*Your instructions*. Retype every entry exactly, character for character.

*Listed entries*.

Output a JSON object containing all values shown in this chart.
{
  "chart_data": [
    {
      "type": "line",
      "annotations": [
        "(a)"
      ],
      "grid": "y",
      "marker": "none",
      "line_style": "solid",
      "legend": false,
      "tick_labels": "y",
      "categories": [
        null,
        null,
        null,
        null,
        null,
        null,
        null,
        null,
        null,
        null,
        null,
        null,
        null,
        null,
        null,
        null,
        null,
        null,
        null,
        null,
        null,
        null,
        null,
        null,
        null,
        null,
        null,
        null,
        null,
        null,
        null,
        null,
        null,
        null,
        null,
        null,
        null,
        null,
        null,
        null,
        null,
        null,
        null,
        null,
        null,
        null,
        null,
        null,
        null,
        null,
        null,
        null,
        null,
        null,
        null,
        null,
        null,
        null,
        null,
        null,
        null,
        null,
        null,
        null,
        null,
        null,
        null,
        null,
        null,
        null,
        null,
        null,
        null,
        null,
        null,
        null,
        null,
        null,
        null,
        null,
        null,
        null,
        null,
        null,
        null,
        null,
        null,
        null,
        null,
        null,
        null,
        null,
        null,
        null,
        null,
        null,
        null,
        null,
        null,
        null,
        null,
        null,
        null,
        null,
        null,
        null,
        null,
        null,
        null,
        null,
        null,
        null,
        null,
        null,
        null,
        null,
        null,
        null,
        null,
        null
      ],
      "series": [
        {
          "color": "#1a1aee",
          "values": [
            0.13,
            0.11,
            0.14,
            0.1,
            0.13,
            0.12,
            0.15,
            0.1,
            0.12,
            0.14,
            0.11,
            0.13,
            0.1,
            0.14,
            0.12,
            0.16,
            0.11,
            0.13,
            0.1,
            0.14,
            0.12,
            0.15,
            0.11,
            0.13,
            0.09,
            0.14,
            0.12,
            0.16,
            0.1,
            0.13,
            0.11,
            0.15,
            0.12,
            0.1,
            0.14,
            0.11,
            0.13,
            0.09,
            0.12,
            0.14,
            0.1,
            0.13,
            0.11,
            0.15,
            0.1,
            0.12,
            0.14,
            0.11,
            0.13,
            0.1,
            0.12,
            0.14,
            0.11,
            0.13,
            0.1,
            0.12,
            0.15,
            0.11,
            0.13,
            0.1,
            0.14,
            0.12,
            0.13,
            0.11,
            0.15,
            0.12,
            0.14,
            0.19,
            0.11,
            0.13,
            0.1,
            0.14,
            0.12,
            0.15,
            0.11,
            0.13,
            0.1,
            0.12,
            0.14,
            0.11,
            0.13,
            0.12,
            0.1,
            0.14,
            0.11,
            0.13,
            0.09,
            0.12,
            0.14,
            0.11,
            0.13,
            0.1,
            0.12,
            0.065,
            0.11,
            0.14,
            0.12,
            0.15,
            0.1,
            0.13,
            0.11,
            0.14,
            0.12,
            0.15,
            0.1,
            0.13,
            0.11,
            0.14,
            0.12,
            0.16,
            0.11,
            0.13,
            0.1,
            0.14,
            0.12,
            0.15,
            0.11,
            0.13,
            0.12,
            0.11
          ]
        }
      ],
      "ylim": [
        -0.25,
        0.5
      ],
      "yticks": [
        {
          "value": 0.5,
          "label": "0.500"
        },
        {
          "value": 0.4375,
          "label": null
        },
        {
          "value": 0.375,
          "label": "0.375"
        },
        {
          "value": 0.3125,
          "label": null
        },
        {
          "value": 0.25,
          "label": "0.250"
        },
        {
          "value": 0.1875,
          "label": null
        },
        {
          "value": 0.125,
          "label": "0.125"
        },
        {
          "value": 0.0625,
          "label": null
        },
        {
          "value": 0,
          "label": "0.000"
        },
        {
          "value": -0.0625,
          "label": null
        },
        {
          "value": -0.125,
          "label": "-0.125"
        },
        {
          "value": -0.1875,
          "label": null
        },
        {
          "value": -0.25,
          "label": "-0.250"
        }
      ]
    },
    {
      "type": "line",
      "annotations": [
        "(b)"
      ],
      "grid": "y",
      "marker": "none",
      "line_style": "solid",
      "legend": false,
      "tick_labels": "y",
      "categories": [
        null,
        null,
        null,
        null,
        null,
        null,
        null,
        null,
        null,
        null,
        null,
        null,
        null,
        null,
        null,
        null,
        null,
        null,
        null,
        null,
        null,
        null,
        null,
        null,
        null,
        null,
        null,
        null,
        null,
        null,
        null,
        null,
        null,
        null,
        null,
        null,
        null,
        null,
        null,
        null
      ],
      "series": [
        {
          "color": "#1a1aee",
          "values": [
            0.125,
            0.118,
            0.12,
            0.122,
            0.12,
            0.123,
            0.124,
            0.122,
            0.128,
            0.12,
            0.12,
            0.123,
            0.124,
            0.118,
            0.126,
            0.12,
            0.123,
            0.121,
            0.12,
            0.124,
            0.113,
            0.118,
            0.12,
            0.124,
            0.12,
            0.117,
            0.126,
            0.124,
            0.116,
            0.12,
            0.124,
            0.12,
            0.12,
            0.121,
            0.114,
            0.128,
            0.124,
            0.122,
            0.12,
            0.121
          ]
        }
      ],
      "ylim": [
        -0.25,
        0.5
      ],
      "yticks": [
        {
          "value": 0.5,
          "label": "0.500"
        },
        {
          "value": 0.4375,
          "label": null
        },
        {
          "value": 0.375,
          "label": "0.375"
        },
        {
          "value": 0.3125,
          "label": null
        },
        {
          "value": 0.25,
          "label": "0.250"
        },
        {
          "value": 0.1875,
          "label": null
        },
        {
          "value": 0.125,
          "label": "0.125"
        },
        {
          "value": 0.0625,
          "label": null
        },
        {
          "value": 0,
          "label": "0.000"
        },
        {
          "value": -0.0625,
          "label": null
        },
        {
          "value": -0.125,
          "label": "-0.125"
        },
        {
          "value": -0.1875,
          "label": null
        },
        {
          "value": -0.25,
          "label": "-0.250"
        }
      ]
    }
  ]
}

*Worked answer*.
Output a JSON object containing all values shown in this chart.
{
  "chart_data": [
    {
      "type": "line",
      "annotations": [
        "(a)"
      ],
      "grid": "y",
      "marker": "none",
      "line_style": "solid",
      "legend": false,
      "tick_labels": "y",
      "categories": [
        null,
        null,
        null,
        null,
        null,
        null,
        null,
        null,
        null,
        null,
        null,
        null,
        null,
        null,
        null,
        null,
        null,
        null,
        null,
        null,
        null,
        null,
        null,
        null,
        null,
        null,
        null,
        null,
        null,
        null,
        null,
        null,
        null,
        null,
        null,
        null,
        null,
        null,
        null,
        null,
        null,
        null,
        null,
        null,
        null,
        null,
        null,
        null,
        null,
        null,
        null,
        null,
        null,
        null,
        null,
        null,
        null,
        null,
        null,
        null,
        null,
        null,
        null,
        null,
        null,
        null,
        null,
        null,
        null,
        null,
        null,
        null,
        null,
        null,
        null,
        null,
        null,
        null,
        null,
        null,
        null,
        null,
        null,
        null,
        null,
        null,
        null,
        null,
        null,
        null,
        null,
        null,
        null,
        null,
        null,
        null,
        null,
        null,
        null,
        null,
        null,
        null,
        null,
        null,
        null,
        null,
        null,
        null,
        null,
        null,
        null,
        null,
        null,
        null,
        null,
        null,
        null,
        null,
        null,
        null
      ],
      "series": [
        {
          "color": "#1a1aee",
          "values": [
            0.13,
            0.11,
            0.14,
            0.1,
            0.13,
            0.12,
            0.15,
            0.1,
            0.12,
            0.14,
            0.11,
            0.13,
            0.1,
            0.14,
            0.12,
            0.16,
            0.11,
            0.13,
            0.1,
            0.14,
            0.12,
            0.15,
            0.11,
            0.13,
            0.09,
            0.14,
            0.12,
            0.16,
            0.1,
            0.13,
            0.11,
            0.15,
            0.12,
            0.1,
            0.14,
            0.11,
            0.13,
            0.09,
            0.12,
            0.14,
            0.1,
            0.13,
            0.11,
            0.15,
            0.1,
            0.12,
            0.14,
            0.11,
            0.13,
            0.1,
            0.12,
            0.14,
            0.11,
            0.13,
            0.1,
            0.12,
            0.15,
            0.11,
            0.13,
            0.1,
            0.14,
            0.12,
            0.13,
            0.11,
            0.15,
            0.12,
            0.14,
            0.19,
            0.11,
            0.13,
            0.1,
            0.14,
            0.12,
            0.15,
            0.11,
            0.13,
            0.1,
            0.12,
            0.14,
            0.11,
            0.13,
            0.12,
            0.1,
            0.14,
            0.11,
            0.13,
            0.09,
            0.12,
            0.14,
            0.11,
            0.13,
            0.1,
            0.12,
            0.065,
            0.11,
            0.14,
            0.12,
            0.15,
            0.1,
            0.13,
            0.11,
            0.14,
            0.12,
            0.15,
            0.1,
            0.13,
            0.11,
            0.14,
            0.12,
            0.16,
            0.11,
            0.13,
            0.1,
            0.14,
            0.12,
            0.15,
            0.11,
            0.13,
            0.12,
            0.11
          ]
        }
      ],
      "ylim": [
        -0.25,
        0.5
      ],
      "yticks": [
        {
          "value": 0.5,
          "label": "0.500"
        },
        {
          "value": 0.4375,
          "label": null
        },
        {
          "value": 0.375,
          "label": "0.375"
        },
        {
          "value": 0.3125,
          "label": null
        },
        {
          "value": 0.25,
          "label": "0.250"
        },
        {
          "value": 0.1875,
          "label": null
        },
        {
          "value": 0.125,
          "label": "0.125"
        },
        {
          "value": 0.0625,
          "label": null
        },
        {
          "value": 0,
          "label": "0.000"
        },
        {
          "value": -0.0625,
          "label": null
        },
        {
          "value": -0.125,
          "label": "-0.125"
        },
        {
          "value": -0.1875,
          "label": null
        },
        {
          "value": -0.25,
          "label": "-0.250"
        }
      ]
    },
    {
      "type": "line",
      "annotations": [
        "(b)"
      ],
      "grid": "y",
      "marker": "none",
      "line_style": "solid",
      "legend": false,
      "tick_labels": "y",
      "categories": [
        null,
        null,
        null,
        null,
        null,
        null,
        null,
        null,
        null,
        null,
        null,
        null,
        null,
        null,
        null,
        null,
        null,
        null,
        null,
        null,
        null,
        null,
        null,
        null,
        null,
        null,
        null,
        null,
        null,
        null,
        null,
        null,
        null,
        null,
        null,
        null,
        null,
        null,
        null,
        null
      ],
      "series": [
        {
          "color": "#1a1aee",
          "values": [
            0.125,
            0.118,
            0.12,
            0.122,
            0.12,
            0.123,
            0.124,
            0.122,
            0.128,
            0.12,
            0.12,
            0.123,
            0.124,
            0.118,
            0.126,
            0.12,
            0.123,
            0.121,
            0.12,
            0.124,
            0.113,
            0.118,
            0.12,
            0.124,
            0.12,
            0.117,
            0.126,
            0.124,
            0.116,
            0.12,
            0.124,
            0.12,
            0.12,
            0.121,
            0.114,
            0.128,
            0.124,
            0.122,
            0.12,
            0.121
          ]
        }
      ],
      "ylim": [
        -0.25,
        0.5
      ],
      "yticks": [
        {
          "value": 0.5,
          "label": "0.500"
        },
        {
          "value": 0.4375,
          "label": null
        },
        {
          "value": 0.375,
          "label": "0.375"
        },
        {
          "value": 0.3125,
          "label": null
        },
        {
          "value": 0.25,
          "label": "0.250"
        },
        {
          "value": 0.1875,
          "label": null
        },
        {
          "value": 0.125,
          "label": "0.125"
        },
        {
          "value": 0.0625,
          "label": null
        },
        {
          "value": 0,
          "label": "0.000"
        },
        {
          "value": -0.0625,
          "label": null
        },
        {
          "value": -0.125,
          "label": "-0.125"
        },
        {
          "value": -0.1875,
          "label": null
        },
        {
          "value": -0.25,
          "label": "-0.250"
        }
      ]
    }
  ]
}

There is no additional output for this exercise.